Would you set down every entry shown below, precisely as written?

--- start SOURCE MATERIAL ---

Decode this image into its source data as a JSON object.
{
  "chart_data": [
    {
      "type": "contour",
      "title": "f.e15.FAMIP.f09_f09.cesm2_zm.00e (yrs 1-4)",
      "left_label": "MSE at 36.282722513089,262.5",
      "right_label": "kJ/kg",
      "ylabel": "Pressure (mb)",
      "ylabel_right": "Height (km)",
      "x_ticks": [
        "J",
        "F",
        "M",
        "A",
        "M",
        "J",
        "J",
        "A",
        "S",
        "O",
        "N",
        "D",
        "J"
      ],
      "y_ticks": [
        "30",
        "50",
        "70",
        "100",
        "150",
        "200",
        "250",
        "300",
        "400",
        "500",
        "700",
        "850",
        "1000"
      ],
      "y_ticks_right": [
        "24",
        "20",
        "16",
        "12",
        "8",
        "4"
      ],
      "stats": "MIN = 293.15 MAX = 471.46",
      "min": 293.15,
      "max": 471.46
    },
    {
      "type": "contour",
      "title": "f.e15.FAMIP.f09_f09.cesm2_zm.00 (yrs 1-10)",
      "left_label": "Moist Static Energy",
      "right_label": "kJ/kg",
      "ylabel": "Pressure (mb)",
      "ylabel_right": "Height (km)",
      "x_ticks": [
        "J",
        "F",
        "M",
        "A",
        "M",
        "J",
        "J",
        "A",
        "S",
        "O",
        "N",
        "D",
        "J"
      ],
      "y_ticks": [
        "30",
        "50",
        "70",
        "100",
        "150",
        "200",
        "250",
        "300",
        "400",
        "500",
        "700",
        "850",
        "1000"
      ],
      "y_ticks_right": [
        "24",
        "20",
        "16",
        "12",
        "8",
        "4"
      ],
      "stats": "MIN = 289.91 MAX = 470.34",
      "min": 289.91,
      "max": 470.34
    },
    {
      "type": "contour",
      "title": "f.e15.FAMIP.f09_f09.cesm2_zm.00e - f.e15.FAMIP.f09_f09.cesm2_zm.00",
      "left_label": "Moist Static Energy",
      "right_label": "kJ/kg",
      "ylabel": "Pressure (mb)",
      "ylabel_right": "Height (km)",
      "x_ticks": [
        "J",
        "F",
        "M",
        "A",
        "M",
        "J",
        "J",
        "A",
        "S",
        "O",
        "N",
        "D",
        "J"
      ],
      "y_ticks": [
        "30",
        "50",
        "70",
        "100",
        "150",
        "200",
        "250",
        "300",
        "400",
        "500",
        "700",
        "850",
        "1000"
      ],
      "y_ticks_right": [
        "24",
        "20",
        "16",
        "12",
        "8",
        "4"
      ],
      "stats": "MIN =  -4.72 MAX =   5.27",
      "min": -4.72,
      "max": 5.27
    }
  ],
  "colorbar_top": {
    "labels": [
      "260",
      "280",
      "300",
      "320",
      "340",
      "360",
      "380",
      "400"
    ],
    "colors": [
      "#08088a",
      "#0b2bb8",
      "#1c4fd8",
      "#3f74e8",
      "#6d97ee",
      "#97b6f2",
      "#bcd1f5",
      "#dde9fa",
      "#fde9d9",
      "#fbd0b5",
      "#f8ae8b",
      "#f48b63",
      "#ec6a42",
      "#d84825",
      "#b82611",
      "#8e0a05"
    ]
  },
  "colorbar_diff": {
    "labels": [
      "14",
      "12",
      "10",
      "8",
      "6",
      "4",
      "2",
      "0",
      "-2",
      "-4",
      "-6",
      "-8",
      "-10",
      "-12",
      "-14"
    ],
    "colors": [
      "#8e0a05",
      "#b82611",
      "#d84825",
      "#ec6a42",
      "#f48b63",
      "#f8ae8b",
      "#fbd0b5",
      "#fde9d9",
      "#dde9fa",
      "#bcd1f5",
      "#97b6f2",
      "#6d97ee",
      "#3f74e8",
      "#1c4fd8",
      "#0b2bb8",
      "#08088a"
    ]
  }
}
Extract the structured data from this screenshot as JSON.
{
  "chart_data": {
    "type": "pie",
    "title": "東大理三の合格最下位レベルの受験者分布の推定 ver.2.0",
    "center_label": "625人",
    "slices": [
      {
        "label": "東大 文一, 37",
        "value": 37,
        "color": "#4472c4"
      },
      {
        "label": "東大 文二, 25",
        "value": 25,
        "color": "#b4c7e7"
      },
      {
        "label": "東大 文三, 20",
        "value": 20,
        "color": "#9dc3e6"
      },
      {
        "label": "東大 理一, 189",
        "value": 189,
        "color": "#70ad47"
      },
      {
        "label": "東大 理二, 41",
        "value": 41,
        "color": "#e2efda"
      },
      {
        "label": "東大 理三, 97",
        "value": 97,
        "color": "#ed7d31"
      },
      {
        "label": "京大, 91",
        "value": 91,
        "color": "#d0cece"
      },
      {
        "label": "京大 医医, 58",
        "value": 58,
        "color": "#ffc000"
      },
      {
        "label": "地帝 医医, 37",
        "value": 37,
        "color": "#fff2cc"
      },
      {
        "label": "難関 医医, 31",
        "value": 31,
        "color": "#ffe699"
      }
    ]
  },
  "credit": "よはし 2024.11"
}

--- end SOURCE MATERIAL ---

_EXERCISE ANSWER_
Decode this image into its source data as a JSON object.
{
  "chart_data": [
    {
      "type": "contour",
      "title": "f.e15.FAMIP.f09_f09.cesm2_zm.00e (yrs 1-4)",
      "left_label": "MSE at 36.282722513089,262.5",
      "right_label": "kJ/kg",
      "ylabel": "Pressure (mb)",
      "ylabel_right": "Height (km)",
      "x_ticks": [
        "J",
        "F",
        "M",
        "A",
        "M",
        "J",
        "J",
        "A",
        "S",
        "O",
        "N",
        "D",
        "J"
      ],
      "y_ticks": [
        "30",
        "50",
        "70",
        "100",
        "150",
        "200",
        "250",
        "300",
        "400",
        "500",
        "700",
        "850",
        "1000"
      ],
      "y_ticks_right": [
        "24",
        "20",
        "16",
        "12",
        "8",
        "4"
      ],
      "stats": "MIN = 293.15 MAX = 471.46",
      "min": 293.15,
      "max": 471.46
    },
    {
      "type": "contour",
      "title": "f.e15.FAMIP.f09_f09.cesm2_zm.00 (yrs 1-10)",
      "left_label": "Moist Static Energy",
      "right_label": "kJ/kg",
      "ylabel": "Pressure (mb)",
      "ylabel_right": "Height (km)",
      "x_ticks": [
        "J",
        "F",
        "M",
        "A",
        "M",
        "J",
        "J",
        "A",
        "S",
        "O",
        "N",
        "D",
        "J"
      ],
      "y_ticks": [
        "30",
        "50",
        "70",
        "100",
        "150",
        "200",
        "250",
        "300",
        "400",
        "500",
        "700",
        "850",
        "1000"
      ],
      "y_ticks_right": [
        "24",
        "20",
        "16",
        "12",
        "8",
        "4"
      ],
      "stats": "MIN = 289.91 MAX = 470.34",
      "min": 289.91,
      "max": 470.34
    },
    {
      "type": "contour",
      "title": "f.e15.FAMIP.f09_f09.cesm2_zm.00e - f.e15.FAMIP.f09_f09.cesm2_zm.00",
      "left_label": "Moist Static Energy",
      "right_label": "kJ/kg",
      "ylabel": "Pressure (mb)",
      "ylabel_right": "Height (km)",
      "x_ticks": [
        "J",
        "F",
        "M",
        "A",
        "M",
        "J",
        "J",
        "A",
        "S",
        "O",
        "N",
        "D",
        "J"
      ],
      "y_ticks": [
        "30",
        "50",
        "70",
        "100",
        "150",
        "200",
        "250",
        "300",
        "400",
        "500",
        "700",
        "850",
        "1000"
      ],
      "y_ticks_right": [
        "24",
        "20",
        "16",
        "12",
        "8",
        "4"
      ],
      "stats": "MIN =  -4.72 MAX =   5.27",
      "min": -4.72,
      "max": 5.27
    }
  ],
  "colorbar_top": {
    "labels": [
      "260",
      "280",
      "300",
      "320",
      "340",
      "360",
      "380",
      "400"
    ],
    "colors": [
      "#08088a",
      "#0b2bb8",
      "#1c4fd8",
      "#3f74e8",
      "#6d97ee",
      "#97b6f2",
      "#bcd1f5",
      "#dde9fa",
      "#fde9d9",
      "#fbd0b5",
      "#f8ae8b",
      "#f48b63",
      "#ec6a42",
      "#d84825",
      "#b82611",
      "#8e0a05"
    ]
  },
  "colorbar_diff": {
    "labels": [
      "14",
      "12",
      "10",
      "8",
      "6",
      "4",
      "2",
      "0",
      "-2",
      "-4",
      "-6",
      "-8",
      "-10",
      "-12",
      "-14"
    ],
    "colors": [
      "#8e0a05",
      "#b82611",
      "#d84825",
      "#ec6a42",
      "#f48b63",
      "#f8ae8b",
      "#fbd0b5",
      "#fde9d9",
      "#dde9fa",
      "#bcd1f5",
      "#97b6f2",
      "#6d97ee",
      "#3f74e8",
      "#1c4fd8",
      "#0b2bb8",
      "#08088a"
    ]
  }
}
Extract the structured data from this screenshot as JSON.
{
  "chart_data": {
    "type": "pie",
    "title": "東大理三の合格最下位レベルの受験者分布の推定 ver.2.0",
    "center_label": "625人",
    "slices": [
      {
        "label": "東大 文一, 37",
        "value": 37,
        "color": "#4472c4"
      },
      {
        "label": "東大 文二, 25",
        "value": 25,
        "color": "#b4c7e7"
      },
      {
        "label": "東大 文三, 20",
        "value": 20,
        "color": "#9dc3e6"
      },
      {
        "label": "東大 理一, 189",
        "value": 189,
        "color": "#70ad47"
      },
      {
        "label": "東大 理二, 41",
        "value": 41,
        "color": "#e2efda"
      },
      {
        "label": "東大 理三, 97",
        "value": 97,
        "color": "#ed7d31"
      },
      {
        "label": "京大, 91",
        "value": 91,
        "color": "#d0cece"
      },
      {
        "label": "京大 医医, 58",
        "value": 58,
        "color": "#ffc000"
      },
      {
        "label": "地帝 医医, 37",
        "value": 37,
        "color": "#fff2cc"
      },
      {
        "label": "難関 医医, 31",
        "value": 31,
        "color": "#ffe699"
      }
    ]
  },
  "credit": "よはし 2024.11"
}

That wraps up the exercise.